## EXTRACTED INFORMATION

---------------

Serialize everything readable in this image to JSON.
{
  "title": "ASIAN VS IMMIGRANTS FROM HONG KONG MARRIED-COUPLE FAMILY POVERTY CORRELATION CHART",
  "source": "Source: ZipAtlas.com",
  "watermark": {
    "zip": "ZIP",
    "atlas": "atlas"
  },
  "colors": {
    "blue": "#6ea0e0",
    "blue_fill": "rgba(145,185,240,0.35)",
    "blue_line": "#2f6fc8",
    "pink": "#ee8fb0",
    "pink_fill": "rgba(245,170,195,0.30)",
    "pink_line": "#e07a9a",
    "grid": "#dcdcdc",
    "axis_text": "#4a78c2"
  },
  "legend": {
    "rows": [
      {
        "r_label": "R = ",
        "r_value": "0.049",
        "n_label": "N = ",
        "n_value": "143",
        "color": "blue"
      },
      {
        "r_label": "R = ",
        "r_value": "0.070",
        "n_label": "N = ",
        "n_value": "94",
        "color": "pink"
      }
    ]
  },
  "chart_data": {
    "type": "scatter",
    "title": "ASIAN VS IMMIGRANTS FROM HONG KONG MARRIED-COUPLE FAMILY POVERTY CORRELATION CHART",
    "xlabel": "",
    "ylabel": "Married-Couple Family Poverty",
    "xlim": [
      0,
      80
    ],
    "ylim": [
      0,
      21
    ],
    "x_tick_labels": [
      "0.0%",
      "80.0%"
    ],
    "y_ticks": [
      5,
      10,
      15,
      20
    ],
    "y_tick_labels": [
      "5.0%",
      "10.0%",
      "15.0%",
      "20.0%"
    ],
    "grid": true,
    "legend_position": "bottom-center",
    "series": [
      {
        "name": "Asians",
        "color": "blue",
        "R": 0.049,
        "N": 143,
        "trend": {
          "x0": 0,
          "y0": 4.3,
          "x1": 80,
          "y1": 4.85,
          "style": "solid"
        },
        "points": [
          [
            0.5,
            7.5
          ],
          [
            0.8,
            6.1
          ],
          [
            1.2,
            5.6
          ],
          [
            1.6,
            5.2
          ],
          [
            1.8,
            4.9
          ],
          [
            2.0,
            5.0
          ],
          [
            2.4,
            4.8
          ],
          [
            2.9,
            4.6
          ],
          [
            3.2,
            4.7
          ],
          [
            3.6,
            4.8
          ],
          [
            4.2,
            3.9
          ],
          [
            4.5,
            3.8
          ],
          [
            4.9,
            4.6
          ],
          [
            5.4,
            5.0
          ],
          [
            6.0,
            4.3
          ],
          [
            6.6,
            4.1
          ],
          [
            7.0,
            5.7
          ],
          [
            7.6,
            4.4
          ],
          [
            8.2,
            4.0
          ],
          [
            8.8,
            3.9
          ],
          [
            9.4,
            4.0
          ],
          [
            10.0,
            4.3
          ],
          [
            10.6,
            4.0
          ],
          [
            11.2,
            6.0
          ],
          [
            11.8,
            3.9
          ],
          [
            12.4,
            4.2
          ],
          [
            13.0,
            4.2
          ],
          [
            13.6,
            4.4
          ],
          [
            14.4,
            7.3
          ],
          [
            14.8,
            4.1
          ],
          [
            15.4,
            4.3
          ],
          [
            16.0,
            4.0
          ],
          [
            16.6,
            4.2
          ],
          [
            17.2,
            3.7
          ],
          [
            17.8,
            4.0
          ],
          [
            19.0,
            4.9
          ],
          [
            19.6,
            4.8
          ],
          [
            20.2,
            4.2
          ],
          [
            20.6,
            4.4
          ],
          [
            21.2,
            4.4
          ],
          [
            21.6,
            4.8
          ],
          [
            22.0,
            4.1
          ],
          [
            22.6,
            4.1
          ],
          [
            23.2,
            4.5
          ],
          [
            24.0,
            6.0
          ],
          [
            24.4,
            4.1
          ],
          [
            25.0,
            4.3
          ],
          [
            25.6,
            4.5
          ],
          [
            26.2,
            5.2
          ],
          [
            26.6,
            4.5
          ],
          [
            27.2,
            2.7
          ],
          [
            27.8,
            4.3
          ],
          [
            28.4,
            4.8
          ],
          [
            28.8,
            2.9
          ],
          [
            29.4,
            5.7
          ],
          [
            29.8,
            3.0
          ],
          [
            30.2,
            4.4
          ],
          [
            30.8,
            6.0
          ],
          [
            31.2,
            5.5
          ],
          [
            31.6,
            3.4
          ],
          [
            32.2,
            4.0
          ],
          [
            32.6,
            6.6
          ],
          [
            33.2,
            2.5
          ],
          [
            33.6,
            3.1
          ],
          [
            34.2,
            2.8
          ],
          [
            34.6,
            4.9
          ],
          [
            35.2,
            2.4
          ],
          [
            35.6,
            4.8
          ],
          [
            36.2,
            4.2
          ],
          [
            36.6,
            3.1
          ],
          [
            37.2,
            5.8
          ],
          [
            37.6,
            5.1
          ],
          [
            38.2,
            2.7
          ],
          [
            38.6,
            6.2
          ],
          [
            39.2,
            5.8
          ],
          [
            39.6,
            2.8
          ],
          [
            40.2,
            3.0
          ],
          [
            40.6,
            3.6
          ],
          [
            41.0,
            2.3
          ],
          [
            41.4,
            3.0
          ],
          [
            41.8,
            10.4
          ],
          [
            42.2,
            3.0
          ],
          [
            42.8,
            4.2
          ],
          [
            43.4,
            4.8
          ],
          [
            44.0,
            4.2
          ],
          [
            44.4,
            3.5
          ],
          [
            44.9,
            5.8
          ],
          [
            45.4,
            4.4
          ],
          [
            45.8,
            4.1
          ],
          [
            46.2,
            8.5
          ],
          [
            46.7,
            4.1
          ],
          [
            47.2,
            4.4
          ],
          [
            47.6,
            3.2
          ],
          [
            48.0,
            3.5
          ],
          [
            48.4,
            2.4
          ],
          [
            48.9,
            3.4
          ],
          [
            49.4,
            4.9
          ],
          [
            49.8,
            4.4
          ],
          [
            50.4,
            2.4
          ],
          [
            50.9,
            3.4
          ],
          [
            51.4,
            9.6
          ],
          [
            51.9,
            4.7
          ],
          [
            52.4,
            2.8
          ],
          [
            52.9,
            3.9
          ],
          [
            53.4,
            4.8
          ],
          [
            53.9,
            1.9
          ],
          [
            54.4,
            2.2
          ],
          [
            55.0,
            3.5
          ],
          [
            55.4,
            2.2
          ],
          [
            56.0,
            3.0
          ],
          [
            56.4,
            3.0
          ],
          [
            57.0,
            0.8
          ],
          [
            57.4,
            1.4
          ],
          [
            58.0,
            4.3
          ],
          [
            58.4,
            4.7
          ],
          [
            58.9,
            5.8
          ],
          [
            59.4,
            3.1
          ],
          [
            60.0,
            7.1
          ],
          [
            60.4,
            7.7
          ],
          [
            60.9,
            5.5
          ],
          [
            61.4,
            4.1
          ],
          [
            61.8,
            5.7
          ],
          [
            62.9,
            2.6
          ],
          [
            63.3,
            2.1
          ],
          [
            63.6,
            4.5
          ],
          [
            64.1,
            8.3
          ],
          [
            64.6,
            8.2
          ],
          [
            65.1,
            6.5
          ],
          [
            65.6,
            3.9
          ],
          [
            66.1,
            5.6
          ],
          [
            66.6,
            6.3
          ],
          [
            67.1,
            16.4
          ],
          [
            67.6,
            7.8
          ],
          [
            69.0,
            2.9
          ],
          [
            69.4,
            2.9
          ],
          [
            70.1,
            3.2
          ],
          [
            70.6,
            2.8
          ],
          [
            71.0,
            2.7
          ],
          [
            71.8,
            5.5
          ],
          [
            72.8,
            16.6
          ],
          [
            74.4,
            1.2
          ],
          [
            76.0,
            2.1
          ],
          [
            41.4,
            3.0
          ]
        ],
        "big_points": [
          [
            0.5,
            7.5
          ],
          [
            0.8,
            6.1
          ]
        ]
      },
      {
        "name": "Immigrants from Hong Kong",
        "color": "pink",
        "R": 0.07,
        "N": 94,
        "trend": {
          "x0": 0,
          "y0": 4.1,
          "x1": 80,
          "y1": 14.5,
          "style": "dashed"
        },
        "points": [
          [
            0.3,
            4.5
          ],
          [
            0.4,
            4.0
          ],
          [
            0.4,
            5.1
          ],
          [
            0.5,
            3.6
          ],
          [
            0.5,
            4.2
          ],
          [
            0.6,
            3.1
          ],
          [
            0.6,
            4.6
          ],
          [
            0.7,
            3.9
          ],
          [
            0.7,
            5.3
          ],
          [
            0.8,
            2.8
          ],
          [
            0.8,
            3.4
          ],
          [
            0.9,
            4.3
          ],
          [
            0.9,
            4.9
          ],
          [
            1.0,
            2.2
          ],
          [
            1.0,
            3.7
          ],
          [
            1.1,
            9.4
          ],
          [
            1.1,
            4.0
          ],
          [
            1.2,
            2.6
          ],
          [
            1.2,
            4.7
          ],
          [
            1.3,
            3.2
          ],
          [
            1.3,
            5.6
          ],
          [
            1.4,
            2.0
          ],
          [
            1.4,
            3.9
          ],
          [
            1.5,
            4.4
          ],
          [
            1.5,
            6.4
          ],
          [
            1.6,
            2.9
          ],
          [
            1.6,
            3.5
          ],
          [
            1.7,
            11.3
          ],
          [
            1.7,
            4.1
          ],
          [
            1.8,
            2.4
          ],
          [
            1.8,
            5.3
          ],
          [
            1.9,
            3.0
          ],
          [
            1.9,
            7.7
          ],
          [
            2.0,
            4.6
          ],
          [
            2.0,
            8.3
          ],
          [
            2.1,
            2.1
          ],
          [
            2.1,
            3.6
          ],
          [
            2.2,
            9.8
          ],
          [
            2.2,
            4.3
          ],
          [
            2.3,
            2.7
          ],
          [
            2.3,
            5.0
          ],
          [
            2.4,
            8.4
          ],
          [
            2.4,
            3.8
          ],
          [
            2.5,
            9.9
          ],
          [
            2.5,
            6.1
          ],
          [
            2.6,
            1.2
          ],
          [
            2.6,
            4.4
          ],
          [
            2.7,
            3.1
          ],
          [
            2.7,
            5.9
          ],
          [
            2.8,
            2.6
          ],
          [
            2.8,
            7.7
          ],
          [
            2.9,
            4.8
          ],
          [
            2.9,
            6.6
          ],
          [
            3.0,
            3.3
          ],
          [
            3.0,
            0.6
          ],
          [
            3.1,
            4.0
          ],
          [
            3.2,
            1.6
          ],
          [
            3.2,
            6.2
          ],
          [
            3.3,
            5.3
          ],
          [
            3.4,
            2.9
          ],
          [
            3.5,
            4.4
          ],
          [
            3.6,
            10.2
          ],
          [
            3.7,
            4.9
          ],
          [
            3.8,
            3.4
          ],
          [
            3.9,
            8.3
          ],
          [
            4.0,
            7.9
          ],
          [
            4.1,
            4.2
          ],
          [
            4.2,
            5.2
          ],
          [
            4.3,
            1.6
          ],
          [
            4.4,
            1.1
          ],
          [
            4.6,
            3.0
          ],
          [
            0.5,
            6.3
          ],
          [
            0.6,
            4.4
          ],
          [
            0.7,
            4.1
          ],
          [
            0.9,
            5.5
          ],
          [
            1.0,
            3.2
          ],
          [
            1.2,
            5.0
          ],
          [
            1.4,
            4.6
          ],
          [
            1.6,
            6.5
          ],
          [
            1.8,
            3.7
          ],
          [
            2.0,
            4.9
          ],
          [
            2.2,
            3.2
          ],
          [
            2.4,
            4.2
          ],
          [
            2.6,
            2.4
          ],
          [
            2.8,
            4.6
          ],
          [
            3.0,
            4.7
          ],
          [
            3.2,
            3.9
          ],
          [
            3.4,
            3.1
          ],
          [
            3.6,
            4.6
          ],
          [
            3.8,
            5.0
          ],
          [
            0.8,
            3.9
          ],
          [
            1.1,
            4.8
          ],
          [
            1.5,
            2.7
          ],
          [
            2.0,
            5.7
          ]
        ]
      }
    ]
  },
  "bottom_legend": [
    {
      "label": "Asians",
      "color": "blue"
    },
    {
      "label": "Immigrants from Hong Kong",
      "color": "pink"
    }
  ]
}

---------------

## YOUR OBJECTIVE
In the records above, how many lines include "title"? Give that number and nothing more.

## EXPECTED ANSWER
2